Task brief
Where a line contains the string "уровня", copy that line.

··· Raw records ···

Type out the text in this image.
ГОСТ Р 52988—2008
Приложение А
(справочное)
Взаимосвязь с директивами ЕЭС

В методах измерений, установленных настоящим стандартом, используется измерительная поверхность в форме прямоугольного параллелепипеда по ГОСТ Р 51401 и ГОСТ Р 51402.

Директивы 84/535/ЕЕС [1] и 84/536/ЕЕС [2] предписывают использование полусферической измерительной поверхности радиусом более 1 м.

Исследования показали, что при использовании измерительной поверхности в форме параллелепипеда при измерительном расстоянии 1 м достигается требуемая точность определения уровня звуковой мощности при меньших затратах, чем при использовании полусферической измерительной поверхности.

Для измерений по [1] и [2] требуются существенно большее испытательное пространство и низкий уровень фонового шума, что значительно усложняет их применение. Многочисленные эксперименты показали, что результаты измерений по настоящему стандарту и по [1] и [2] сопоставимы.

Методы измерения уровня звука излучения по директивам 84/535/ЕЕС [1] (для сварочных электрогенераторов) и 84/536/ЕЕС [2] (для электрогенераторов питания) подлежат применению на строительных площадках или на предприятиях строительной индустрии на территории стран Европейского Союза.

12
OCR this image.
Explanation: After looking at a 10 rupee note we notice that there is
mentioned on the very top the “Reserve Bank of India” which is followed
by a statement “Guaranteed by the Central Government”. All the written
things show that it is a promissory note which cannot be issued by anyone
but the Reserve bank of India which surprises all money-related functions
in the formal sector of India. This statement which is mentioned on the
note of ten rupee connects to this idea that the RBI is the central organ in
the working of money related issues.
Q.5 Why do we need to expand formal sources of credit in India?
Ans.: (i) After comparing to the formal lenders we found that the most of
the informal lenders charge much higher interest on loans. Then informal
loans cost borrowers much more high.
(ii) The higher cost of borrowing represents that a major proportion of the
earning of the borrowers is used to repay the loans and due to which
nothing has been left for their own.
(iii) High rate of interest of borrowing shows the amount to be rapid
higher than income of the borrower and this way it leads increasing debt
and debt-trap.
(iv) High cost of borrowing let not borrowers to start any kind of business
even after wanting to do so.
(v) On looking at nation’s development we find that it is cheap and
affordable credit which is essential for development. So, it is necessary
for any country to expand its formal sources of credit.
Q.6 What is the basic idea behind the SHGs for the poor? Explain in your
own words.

···

Expected output
Исследования показали, что при использовании измерительной поверхности в форме параллелепипеда при измерительном расстоянии 1 м достигается требуемая точность определения уровня звуковой мощности при меньших затратах, чем при использовании полусферической измерительной поверхности.
Методы измерения уровня звука излучения по директивам 84/535/ЕЕС [1] (для сварочных электрогенераторов) и 84/536/ЕЕС [2] (для электрогенераторов питания) подлежат применению на строительных площадках или на предприятиях строительной индустрии на территории стран Европейского Союза.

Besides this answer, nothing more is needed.